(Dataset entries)

_ _ _ _ _

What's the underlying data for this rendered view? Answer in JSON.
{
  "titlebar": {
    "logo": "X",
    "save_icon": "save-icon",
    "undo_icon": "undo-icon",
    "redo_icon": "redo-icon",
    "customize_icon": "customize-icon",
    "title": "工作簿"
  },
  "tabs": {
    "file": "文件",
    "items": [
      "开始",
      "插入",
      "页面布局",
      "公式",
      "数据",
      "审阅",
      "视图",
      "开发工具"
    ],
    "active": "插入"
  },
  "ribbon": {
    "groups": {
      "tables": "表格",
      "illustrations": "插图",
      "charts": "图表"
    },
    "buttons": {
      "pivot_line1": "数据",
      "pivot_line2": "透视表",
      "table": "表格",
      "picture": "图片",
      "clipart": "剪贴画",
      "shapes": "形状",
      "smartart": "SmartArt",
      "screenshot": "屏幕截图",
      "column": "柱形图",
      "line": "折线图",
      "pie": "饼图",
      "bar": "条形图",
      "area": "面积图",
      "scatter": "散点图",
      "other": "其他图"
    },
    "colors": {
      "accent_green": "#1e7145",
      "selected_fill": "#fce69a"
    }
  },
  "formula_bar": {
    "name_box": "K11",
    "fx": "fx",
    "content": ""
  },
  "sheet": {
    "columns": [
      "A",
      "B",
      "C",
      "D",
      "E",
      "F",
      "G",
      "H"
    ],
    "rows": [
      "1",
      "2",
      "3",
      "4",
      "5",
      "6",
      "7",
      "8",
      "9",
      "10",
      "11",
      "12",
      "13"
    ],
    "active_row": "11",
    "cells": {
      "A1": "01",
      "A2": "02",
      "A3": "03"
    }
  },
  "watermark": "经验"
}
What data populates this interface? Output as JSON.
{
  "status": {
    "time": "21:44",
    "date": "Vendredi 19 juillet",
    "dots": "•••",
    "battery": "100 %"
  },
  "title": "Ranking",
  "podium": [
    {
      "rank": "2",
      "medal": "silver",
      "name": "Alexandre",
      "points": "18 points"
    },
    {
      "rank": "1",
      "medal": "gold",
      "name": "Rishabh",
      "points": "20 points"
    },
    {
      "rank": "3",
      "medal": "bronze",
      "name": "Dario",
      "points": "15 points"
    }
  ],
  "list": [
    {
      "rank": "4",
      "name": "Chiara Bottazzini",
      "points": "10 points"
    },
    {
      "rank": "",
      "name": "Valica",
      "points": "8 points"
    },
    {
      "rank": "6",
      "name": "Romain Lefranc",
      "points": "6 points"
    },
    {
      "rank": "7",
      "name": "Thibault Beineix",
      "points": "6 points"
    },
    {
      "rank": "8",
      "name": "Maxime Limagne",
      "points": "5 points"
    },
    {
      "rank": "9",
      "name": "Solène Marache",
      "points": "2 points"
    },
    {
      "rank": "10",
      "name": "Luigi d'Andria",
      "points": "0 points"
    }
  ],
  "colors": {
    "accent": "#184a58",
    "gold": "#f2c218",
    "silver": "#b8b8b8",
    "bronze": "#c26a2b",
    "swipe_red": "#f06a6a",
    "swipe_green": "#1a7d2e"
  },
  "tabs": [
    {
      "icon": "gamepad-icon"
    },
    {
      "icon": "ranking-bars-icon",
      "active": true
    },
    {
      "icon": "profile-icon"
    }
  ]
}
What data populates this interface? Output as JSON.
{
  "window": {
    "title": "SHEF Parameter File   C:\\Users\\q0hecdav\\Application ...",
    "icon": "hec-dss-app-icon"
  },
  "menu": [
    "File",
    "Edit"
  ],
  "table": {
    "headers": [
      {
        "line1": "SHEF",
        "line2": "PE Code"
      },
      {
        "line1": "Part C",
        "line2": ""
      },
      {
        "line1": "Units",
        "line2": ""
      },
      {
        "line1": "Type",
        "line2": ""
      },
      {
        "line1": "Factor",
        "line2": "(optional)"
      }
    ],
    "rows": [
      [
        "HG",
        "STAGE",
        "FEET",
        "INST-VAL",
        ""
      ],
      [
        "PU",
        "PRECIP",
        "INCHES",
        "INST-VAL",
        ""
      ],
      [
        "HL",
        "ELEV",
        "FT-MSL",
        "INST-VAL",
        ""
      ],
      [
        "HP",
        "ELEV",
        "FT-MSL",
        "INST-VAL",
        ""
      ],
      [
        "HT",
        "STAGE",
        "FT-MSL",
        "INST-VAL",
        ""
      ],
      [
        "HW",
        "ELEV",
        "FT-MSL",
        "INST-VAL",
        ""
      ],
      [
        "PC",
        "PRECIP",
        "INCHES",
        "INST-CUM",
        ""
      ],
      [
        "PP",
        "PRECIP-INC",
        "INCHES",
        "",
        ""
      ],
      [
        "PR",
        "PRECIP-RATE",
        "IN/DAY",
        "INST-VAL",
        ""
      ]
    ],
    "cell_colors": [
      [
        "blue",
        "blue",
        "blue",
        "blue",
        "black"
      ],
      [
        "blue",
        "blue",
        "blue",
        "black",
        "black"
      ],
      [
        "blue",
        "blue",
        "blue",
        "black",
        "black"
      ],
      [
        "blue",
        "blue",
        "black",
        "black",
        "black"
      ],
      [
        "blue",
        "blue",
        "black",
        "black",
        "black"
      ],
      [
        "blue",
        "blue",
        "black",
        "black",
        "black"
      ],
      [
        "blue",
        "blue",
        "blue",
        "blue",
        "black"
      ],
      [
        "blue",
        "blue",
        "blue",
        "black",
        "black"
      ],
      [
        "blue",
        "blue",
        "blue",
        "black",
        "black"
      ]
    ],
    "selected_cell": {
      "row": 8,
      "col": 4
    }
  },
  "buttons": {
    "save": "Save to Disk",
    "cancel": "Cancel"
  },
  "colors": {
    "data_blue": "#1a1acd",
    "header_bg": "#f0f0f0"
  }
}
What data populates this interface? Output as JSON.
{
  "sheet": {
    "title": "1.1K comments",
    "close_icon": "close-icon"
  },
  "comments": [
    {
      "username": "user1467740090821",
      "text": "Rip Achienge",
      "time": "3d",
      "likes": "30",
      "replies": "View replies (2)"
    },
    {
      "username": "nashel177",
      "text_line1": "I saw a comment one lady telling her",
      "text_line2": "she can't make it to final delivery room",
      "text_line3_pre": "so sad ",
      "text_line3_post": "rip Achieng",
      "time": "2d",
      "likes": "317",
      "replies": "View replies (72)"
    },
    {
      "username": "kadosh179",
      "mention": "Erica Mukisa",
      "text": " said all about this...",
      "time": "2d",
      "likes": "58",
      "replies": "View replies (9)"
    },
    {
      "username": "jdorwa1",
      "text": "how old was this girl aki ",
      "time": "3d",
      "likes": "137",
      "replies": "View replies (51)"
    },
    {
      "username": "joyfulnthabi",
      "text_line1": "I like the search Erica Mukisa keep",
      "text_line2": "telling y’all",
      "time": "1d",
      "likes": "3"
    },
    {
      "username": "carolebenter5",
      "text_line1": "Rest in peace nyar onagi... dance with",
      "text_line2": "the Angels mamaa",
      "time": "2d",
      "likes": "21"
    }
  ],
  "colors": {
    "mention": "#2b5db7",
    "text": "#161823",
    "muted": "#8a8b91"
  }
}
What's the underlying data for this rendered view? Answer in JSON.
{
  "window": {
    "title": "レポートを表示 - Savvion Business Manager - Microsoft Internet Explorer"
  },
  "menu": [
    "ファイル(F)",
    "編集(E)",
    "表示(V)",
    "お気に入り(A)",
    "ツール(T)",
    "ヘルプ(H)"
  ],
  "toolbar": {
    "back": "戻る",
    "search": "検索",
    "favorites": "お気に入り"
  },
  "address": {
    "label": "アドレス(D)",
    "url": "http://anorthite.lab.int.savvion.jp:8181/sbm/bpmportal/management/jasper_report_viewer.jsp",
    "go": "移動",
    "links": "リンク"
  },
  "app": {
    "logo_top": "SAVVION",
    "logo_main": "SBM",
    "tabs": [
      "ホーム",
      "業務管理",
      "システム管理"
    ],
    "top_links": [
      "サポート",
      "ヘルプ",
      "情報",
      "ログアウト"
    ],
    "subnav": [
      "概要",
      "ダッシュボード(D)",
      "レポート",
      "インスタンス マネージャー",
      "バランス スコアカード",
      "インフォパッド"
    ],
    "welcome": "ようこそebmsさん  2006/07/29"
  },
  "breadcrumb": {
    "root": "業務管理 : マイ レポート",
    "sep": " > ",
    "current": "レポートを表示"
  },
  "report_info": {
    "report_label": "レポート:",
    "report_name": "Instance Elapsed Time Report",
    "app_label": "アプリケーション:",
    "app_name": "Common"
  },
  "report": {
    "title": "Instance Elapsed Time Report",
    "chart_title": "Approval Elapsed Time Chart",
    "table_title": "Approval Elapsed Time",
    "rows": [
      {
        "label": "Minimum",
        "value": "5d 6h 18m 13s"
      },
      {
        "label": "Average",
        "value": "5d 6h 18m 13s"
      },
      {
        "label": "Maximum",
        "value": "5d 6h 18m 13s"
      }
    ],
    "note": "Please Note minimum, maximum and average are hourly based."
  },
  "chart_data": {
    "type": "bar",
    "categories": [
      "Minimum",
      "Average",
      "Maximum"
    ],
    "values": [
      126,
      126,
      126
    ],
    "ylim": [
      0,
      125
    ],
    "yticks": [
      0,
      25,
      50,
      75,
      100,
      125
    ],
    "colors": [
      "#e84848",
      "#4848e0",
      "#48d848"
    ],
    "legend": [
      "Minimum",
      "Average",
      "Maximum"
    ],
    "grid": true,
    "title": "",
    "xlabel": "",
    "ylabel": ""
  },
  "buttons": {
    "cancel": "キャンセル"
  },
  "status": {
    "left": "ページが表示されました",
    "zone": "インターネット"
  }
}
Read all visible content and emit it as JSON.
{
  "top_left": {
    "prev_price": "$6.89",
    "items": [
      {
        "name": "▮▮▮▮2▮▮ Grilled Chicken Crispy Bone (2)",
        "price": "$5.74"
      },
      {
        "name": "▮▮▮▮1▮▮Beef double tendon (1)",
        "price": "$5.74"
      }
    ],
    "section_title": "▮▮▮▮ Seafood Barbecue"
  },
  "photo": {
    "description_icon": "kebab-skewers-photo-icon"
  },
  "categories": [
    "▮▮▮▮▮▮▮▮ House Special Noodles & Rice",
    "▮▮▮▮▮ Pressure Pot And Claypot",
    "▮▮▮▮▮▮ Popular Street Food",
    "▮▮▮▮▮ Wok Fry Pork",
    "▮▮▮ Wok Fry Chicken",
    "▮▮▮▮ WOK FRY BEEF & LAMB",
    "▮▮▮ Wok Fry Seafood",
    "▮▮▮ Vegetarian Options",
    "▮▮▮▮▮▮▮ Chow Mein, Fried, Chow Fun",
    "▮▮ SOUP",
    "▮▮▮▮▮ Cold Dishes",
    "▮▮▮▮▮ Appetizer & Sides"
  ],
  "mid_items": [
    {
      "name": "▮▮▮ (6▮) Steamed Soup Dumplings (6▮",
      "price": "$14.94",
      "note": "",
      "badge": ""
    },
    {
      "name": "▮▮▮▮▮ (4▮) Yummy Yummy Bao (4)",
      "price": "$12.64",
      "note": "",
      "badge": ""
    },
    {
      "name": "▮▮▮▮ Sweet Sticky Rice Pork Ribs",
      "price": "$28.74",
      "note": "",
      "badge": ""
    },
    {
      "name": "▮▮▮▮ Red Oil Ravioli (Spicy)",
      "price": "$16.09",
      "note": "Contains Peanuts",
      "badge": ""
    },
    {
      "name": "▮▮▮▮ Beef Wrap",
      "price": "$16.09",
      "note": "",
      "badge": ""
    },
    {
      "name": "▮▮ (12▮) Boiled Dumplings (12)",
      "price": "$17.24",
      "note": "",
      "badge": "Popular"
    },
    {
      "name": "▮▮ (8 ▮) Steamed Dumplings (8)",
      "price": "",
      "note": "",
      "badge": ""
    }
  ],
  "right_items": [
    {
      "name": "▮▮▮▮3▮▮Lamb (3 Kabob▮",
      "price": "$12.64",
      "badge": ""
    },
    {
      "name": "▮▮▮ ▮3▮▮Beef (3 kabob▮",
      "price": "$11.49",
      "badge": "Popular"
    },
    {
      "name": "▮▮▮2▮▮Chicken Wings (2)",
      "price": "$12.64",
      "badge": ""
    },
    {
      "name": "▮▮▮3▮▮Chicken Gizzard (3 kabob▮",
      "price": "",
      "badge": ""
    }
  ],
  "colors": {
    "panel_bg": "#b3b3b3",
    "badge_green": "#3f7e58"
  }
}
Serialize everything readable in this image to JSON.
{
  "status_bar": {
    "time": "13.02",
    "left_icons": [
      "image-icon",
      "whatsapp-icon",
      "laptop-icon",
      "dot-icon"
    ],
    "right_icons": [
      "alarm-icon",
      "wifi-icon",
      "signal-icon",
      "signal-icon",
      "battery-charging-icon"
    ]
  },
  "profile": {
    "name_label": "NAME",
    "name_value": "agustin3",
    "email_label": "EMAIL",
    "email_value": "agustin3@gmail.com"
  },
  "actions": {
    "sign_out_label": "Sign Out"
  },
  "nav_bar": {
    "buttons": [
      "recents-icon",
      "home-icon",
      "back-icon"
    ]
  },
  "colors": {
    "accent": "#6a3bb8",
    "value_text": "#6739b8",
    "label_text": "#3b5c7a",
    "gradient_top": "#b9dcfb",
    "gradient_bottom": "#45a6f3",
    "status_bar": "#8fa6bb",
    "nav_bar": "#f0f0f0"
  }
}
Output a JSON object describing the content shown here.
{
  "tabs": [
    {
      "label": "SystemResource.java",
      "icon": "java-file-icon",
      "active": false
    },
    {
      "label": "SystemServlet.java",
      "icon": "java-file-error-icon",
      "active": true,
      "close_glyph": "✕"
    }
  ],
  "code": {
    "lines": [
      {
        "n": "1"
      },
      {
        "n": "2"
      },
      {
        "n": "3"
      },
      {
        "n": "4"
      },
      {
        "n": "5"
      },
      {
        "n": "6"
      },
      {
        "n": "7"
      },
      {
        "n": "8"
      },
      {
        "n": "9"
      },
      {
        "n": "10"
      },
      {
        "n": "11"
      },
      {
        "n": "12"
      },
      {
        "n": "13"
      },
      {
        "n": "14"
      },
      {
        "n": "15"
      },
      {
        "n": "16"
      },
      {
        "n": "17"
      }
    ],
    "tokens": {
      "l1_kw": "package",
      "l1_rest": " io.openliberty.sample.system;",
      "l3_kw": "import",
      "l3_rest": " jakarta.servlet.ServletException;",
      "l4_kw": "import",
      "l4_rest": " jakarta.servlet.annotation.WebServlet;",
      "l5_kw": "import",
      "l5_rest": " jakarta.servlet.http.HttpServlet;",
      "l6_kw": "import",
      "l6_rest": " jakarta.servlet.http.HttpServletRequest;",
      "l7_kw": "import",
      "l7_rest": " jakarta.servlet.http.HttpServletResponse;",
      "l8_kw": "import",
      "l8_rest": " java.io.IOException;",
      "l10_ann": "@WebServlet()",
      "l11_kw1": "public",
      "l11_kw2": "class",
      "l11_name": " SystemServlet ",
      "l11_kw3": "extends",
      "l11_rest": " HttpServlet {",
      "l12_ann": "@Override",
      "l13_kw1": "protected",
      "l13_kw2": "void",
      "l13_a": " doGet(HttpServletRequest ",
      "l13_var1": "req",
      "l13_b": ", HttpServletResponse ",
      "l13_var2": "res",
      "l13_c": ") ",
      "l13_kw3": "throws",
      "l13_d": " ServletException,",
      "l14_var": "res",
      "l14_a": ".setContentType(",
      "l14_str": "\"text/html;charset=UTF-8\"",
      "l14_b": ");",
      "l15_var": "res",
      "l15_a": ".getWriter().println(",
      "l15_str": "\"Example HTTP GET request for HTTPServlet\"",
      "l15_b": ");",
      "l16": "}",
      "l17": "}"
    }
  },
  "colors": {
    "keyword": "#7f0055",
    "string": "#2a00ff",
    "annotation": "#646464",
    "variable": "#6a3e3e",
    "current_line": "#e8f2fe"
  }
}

_ _ _ _ _

**DO THIS**
Copy in full each line that holds the word "Approval".

**COMPLETED EXERCISE**
    "chart_title": "Approval Elapsed Time Chart",
    "table_title": "Approval Elapsed Time",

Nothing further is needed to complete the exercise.